- _TASK DESCRIPTION_
Report how many lines of the following entries include the string "classes"; respond with the number alone.

Collection entries
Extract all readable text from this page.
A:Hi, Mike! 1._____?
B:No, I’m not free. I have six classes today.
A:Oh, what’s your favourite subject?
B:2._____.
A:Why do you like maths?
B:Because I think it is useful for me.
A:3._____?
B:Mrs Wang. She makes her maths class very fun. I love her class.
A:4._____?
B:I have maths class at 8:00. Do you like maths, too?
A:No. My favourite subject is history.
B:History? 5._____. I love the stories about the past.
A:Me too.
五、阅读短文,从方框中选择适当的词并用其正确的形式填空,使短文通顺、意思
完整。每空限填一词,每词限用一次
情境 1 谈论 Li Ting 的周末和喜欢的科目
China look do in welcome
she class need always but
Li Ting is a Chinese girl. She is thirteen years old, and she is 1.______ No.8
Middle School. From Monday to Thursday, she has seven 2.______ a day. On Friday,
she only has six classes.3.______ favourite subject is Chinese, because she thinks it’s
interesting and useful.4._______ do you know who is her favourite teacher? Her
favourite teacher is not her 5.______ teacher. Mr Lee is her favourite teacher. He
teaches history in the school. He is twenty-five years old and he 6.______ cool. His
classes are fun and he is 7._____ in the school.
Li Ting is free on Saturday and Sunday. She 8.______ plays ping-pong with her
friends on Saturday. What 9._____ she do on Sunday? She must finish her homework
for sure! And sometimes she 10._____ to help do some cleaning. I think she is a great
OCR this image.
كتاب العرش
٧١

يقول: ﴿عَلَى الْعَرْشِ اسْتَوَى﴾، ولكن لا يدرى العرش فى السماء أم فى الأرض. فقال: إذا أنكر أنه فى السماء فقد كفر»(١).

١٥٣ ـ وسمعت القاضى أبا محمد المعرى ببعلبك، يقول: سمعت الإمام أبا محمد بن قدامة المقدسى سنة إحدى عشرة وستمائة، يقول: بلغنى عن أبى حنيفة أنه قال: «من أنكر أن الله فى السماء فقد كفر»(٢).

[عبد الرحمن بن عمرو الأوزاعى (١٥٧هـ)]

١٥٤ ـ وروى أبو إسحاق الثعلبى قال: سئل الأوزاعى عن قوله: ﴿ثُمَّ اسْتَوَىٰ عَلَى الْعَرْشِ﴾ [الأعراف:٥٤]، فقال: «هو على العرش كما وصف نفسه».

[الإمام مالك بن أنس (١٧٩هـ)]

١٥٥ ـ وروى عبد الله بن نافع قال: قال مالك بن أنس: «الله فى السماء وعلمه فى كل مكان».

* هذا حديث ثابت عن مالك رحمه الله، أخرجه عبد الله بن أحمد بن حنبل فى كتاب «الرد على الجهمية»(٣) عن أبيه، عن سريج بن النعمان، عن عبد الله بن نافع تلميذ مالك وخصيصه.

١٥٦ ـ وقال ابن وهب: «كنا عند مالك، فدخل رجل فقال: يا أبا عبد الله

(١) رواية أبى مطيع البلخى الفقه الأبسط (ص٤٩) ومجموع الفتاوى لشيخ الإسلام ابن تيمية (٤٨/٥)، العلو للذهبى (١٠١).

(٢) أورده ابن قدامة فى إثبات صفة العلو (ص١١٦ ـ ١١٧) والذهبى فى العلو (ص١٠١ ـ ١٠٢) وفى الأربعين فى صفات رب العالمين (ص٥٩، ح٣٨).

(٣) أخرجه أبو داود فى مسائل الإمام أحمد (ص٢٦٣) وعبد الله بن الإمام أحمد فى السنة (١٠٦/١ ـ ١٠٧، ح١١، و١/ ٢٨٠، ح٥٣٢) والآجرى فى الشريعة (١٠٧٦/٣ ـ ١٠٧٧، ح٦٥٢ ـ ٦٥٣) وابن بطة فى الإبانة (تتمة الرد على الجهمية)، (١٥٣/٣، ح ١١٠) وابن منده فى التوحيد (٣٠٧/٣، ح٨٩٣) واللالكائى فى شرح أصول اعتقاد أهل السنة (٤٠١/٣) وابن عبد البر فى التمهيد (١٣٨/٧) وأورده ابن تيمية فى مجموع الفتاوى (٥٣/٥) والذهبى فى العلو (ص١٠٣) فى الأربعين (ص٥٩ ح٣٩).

- _TASK SOLUTION_
3